Saved entries:
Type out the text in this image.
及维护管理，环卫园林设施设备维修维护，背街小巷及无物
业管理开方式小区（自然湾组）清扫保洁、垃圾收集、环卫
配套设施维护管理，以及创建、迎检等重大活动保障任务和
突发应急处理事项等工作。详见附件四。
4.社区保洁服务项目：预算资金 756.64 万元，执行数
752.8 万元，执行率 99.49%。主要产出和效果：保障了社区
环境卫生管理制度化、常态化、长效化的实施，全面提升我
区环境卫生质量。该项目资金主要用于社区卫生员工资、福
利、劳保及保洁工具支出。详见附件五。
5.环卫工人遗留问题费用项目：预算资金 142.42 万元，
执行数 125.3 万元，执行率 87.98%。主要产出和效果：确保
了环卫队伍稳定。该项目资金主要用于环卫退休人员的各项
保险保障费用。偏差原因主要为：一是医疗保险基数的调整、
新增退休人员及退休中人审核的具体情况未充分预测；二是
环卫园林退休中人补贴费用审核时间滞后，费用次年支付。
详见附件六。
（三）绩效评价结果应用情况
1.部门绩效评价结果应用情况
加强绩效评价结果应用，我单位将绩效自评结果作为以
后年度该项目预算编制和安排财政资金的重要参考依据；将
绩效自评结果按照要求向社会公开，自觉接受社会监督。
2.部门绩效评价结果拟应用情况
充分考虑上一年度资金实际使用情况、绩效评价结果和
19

*Task requirements:* Return all the data above once more, precisely as given.

*Answer to this exercise:*
Type out the text in this image.
及维护管理，环卫园林设施设备维修维护，背街小巷及无物
业管理开方式小区（自然湾组）清扫保洁、垃圾收集、环卫
配套设施维护管理，以及创建、迎检等重大活动保障任务和
突发应急处理事项等工作。详见附件四。
4.社区保洁服务项目：预算资金 756.64 万元，执行数
752.8 万元，执行率 99.49%。主要产出和效果：保障了社区
环境卫生管理制度化、常态化、长效化的实施，全面提升我
区环境卫生质量。该项目资金主要用于社区卫生员工资、福
利、劳保及保洁工具支出。详见附件五。
5.环卫工人遗留问题费用项目：预算资金 142.42 万元，
执行数 125.3 万元，执行率 87.98%。主要产出和效果：确保
了环卫队伍稳定。该项目资金主要用于环卫退休人员的各项
保险保障费用。偏差原因主要为：一是医疗保险基数的调整、
新增退休人员及退休中人审核的具体情况未充分预测；二是
环卫园林退休中人补贴费用审核时间滞后，费用次年支付。
详见附件六。
（三）绩效评价结果应用情况
1.部门绩效评价结果应用情况
加强绩效评价结果应用，我单位将绩效自评结果作为以
后年度该项目预算编制和安排财政资金的重要参考依据；将
绩效自评结果按照要求向社会公开，自觉接受社会监督。
2.部门绩效评价结果拟应用情况
充分考虑上一年度资金实际使用情况、绩效评价结果和
19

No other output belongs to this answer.